**** Testo fornito ****

Una sorta di sottile stato di grazia, benedetto, impossibile da programmarsi, che è venuto talvolta a farmi visita; frutto di chissà quanti e quali fattori, eppure leggero e intangibile come il volo di un uccello.
Oggi è tornato e mi ha assistito, nel corso di una tappa pianeggiante di ventidue chilometri, esondante di luce, sole, vento amico, aria limpida, bellezza, e di una sorprendente serie d’incontri.
In questo caso, anche le potenziali difficoltà derivanti da una notte di riposo, come sempre breve, ma questa volta anche ostacolata da una piccola, aggressiva squadriglia di zanzare, nulla possono a contrastare quella particolare sensazione di benessere.
Non può mancare, all’inizio del resoconto, l’ormai consueto saluto del sole nascente, un quarto d’ora dopo la mia partenza alle sei.
Il paese successivo a San Macario in Piano, dove ho pernottato, si chiama Ponte San Pietro e una statua lo ribadisce.
L’avvicinamento alla città di Lucca è impreziosito da scorci panoramici.
Il fiume Serchio mi appare vasto e movimentato da piccole cascate.
Alle sette e un quarto sono nei quartieri fuori porta della non molto estesa città. Una signora sfrutta con la ramazza le ore mattutine di questo lunedì di luglio.
Ed ecco le famose mura che, perfettamente conservate, cingono il centro storico.
Entro da Porta San Donato…
…e poi faccio in modo che la bellezza che mi circonda accetti il gioco eccitato dei miei scatti fotografici.
Per ultima, l’espressione un po’ snob di Giacomo Puccini, non lontano dalla sua casa natale.

**** Elenco fornito ****

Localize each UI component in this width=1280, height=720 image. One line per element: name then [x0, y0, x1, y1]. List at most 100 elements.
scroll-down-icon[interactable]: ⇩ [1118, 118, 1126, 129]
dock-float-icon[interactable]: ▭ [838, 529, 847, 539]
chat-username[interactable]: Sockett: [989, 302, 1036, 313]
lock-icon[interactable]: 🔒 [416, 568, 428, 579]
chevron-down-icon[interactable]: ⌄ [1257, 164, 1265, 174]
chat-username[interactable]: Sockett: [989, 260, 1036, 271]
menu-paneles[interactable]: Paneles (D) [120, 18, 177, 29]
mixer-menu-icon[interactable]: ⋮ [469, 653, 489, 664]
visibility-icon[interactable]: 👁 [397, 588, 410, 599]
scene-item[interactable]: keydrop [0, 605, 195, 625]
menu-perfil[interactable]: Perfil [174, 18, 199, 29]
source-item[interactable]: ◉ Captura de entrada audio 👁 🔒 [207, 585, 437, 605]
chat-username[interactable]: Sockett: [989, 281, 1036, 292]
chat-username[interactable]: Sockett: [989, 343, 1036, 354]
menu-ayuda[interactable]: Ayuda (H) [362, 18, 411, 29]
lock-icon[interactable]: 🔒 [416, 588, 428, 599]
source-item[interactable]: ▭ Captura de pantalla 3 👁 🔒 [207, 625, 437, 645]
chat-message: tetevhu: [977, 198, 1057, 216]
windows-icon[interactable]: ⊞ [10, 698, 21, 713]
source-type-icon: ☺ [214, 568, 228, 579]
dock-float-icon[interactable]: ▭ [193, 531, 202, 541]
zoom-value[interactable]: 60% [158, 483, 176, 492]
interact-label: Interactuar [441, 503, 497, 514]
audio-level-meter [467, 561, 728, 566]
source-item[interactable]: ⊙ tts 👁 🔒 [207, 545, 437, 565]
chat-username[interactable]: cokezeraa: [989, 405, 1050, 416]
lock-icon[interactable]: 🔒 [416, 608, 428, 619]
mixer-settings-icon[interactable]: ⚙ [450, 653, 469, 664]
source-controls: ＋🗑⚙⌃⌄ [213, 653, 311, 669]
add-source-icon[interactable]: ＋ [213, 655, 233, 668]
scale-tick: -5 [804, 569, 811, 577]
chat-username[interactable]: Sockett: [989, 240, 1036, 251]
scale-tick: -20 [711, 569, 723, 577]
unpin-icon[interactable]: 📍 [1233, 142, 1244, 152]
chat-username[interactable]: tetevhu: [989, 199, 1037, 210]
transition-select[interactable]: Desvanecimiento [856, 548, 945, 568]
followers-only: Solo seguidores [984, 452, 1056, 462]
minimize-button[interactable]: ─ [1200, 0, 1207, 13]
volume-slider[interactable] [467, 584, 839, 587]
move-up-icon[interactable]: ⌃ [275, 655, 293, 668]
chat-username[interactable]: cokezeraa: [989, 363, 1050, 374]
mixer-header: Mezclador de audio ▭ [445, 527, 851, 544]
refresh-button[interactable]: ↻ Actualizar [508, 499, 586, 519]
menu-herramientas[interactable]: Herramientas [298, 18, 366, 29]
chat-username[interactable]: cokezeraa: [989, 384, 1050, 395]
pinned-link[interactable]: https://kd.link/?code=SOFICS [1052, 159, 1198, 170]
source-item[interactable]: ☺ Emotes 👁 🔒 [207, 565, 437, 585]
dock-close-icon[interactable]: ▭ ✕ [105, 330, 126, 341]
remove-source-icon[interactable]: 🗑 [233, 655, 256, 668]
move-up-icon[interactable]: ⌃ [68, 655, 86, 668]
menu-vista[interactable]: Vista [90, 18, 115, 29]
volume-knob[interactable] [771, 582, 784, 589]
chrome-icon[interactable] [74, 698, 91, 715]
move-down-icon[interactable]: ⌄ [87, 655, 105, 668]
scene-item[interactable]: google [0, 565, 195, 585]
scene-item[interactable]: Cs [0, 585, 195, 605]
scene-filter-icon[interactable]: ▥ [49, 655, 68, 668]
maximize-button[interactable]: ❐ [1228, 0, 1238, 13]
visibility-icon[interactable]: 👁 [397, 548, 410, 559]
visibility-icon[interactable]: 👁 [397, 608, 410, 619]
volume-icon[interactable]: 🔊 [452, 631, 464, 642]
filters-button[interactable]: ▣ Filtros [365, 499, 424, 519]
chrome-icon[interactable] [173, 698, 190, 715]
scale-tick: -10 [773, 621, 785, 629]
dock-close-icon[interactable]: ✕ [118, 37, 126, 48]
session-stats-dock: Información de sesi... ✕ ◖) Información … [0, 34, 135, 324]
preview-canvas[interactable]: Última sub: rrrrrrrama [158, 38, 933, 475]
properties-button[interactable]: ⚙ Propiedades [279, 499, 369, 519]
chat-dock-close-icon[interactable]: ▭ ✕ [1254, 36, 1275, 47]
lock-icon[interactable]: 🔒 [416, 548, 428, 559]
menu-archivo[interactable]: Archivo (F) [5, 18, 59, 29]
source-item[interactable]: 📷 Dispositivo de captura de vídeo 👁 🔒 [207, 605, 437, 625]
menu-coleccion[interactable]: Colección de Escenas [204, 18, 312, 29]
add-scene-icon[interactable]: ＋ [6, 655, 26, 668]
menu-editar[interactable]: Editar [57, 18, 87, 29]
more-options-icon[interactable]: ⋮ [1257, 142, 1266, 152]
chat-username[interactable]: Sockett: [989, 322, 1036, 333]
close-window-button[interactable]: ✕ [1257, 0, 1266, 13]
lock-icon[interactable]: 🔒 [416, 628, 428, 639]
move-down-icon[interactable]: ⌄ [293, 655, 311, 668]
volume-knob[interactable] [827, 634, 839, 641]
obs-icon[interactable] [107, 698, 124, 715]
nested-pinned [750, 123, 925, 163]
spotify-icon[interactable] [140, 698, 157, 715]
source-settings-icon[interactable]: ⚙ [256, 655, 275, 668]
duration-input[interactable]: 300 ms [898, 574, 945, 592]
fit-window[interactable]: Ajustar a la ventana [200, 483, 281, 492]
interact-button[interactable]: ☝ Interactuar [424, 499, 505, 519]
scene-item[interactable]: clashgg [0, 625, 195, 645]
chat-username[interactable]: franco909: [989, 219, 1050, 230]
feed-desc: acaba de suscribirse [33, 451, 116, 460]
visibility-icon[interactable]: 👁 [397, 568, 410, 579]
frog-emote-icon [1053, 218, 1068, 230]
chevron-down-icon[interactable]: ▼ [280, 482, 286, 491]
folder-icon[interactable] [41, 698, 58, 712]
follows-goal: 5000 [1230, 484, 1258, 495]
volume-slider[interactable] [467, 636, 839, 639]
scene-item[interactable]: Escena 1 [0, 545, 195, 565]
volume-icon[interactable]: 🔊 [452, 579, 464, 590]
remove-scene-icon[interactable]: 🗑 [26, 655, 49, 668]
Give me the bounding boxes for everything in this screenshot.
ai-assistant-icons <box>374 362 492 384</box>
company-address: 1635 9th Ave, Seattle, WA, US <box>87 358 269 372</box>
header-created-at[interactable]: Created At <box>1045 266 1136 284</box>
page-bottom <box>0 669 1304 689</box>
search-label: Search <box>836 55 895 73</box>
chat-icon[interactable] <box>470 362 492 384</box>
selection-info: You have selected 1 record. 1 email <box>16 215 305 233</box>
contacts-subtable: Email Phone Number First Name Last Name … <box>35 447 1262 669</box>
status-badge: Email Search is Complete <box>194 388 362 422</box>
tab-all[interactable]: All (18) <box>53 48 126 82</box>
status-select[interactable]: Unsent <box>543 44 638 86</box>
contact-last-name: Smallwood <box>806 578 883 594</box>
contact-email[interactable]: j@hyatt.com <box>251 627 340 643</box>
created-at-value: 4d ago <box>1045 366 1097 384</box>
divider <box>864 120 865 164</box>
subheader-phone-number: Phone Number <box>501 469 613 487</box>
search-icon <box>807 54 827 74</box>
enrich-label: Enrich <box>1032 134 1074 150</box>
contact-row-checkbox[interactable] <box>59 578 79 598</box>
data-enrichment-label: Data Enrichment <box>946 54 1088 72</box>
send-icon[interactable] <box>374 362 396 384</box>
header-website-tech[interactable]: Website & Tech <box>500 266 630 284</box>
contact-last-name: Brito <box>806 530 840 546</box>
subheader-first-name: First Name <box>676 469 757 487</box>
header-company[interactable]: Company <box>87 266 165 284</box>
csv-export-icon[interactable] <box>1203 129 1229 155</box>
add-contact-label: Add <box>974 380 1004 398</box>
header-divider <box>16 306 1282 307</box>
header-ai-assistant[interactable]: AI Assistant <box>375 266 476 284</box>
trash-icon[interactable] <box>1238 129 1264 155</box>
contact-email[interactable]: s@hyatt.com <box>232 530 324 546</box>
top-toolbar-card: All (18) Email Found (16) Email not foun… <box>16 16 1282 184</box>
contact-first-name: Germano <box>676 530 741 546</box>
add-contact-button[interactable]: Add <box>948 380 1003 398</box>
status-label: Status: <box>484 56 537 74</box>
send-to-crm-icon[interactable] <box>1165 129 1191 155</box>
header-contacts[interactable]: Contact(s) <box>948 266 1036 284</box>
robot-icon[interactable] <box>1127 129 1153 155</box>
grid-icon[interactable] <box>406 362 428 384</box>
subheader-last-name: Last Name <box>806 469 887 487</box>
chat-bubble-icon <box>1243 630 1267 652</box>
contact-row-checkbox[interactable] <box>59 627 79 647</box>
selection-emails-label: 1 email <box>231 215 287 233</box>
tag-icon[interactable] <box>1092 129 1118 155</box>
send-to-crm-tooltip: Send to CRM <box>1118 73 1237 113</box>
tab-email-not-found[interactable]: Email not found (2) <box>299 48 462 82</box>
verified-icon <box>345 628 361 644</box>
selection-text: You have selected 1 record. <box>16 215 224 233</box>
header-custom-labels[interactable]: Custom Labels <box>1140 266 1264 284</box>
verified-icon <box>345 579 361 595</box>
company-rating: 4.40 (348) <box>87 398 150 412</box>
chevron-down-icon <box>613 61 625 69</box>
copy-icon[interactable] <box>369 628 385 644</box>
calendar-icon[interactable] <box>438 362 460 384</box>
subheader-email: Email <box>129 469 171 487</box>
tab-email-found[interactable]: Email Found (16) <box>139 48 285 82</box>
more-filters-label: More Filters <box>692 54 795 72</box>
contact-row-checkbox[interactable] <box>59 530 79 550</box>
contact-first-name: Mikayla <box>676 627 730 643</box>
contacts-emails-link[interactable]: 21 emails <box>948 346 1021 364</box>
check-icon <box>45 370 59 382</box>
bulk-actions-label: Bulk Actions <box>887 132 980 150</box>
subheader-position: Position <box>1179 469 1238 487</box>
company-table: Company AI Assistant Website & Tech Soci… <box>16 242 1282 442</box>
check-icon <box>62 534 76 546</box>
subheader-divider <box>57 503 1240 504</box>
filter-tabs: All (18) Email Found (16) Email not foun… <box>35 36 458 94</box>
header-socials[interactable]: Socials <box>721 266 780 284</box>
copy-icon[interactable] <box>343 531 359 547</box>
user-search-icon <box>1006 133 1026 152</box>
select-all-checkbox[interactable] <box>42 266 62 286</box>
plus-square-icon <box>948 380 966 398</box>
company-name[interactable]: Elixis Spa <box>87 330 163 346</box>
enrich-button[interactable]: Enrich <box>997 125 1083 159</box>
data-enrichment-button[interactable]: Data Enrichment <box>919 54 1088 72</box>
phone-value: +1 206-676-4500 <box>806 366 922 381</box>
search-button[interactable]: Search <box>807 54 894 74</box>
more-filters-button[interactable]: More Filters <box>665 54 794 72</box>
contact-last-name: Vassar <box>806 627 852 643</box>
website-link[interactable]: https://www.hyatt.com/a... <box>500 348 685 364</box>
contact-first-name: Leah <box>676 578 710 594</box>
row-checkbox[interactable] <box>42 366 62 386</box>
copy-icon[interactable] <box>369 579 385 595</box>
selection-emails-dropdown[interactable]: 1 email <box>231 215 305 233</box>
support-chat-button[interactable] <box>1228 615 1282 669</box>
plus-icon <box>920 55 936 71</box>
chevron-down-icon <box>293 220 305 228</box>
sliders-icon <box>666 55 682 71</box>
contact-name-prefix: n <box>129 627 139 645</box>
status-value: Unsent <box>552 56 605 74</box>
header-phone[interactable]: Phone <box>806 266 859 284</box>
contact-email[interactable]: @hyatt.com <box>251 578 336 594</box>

****

Esercizi proposti:
(1) Rispondi a queste domande sul testo fornito:
(a) Quanti chilometri misura la tappa pianeggiante descritta?
(b) Che cosa ha ostacolato la notte di riposo?
(c) Da quale porta si entra nella città di Lucca?
(2) Per favore, copia dal testo fornito il passo che comincia dalle parole "Oggi è tornato" e si ferma dopo le parole "partenza alle sei.".

Soluzioni complete:
(1)
(a) Ventidue chilometri.
(b) Una piccola, aggressiva squadriglia di zanzare.
(c) Da Porta San Donato.

(2)
Oggi è tornato e mi ha assistito, nel corso di una tappa pianeggiante di ventidue chilometri, esondante di luce, sole, vento amico, aria limpida, bellezza, e di una sorprendente serie d’incontri.
In questo caso, anche le potenziali difficoltà derivanti da una notte di riposo, come sempre breve, ma questa volta anche ostacolata da una piccola, aggressiva squadriglia di zanzare, nulla possono a contrastare quella particolare sensazione di benessere.
Non può mancare, all’inizio del resoconto, l’ormai consueto saluto del sole nascente, un quarto d’ora dopo la mia partenza alle sei.